*TO DO:* Reproduce every line of the listing as written, apart from the pictures.

*ITEMS:*
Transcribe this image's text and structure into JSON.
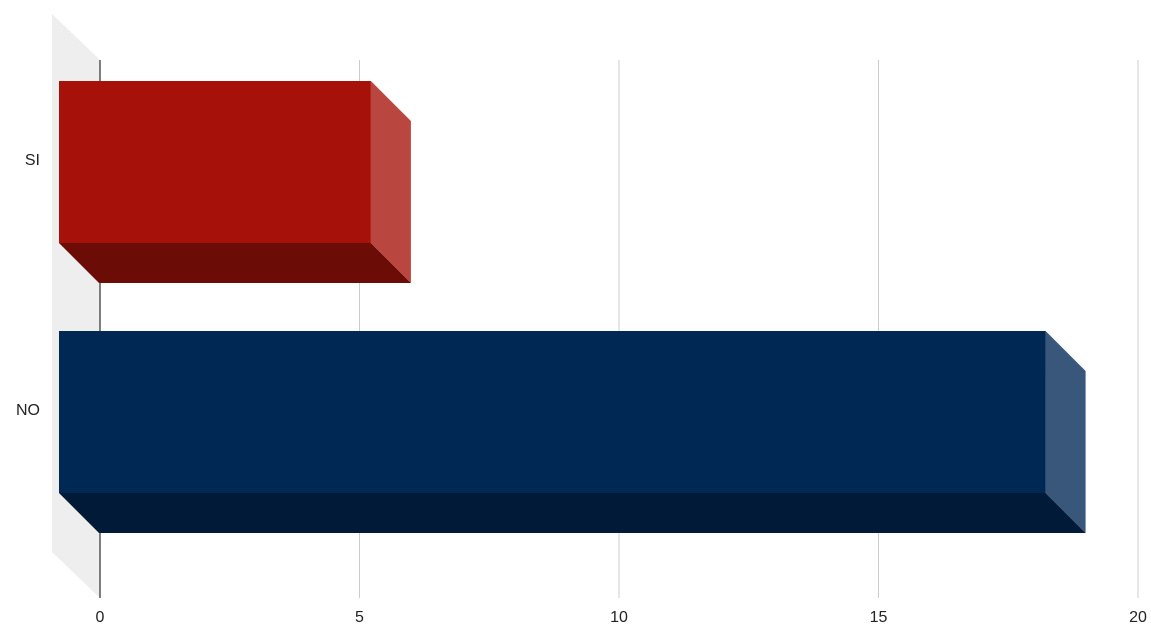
{
  "chart_data": {
    "type": "bar",
    "orientation": "horizontal",
    "style": "3d",
    "categories": [
      "SI",
      "NO"
    ],
    "values": [
      6,
      19
    ],
    "colors": [
      "#a6120a",
      "#002855"
    ],
    "xlim": [
      0,
      20
    ],
    "xticks": [
      0,
      5,
      10,
      15,
      20
    ],
    "xtick_labels": [
      "0",
      "5",
      "10",
      "15",
      "20"
    ],
    "grid": true,
    "legend": "none",
    "title": "",
    "xlabel": "",
    "ylabel": ""
  }
}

*REPLY:*
Transcribe this image's text and structure into JSON.
{
  "chart_data": {
    "type": "bar",
    "orientation": "horizontal",
    "style": "3d",
    "categories": [
      "SI",
      "NO"
    ],
    "values": [
      6,
      19
    ],
    "colors": [
      "#a6120a",
      "#002855"
    ],
    "xlim": [
      0,
      20
    ],
    "xticks": [
      0,
      5,
      10,
      15,
      20
    ],
    "xtick_labels": [
      "0",
      "5",
      "10",
      "15",
      "20"
    ],
    "grid": true,
    "legend": "none",
    "title": "",
    "xlabel": "",
    "ylabel": ""
  }
}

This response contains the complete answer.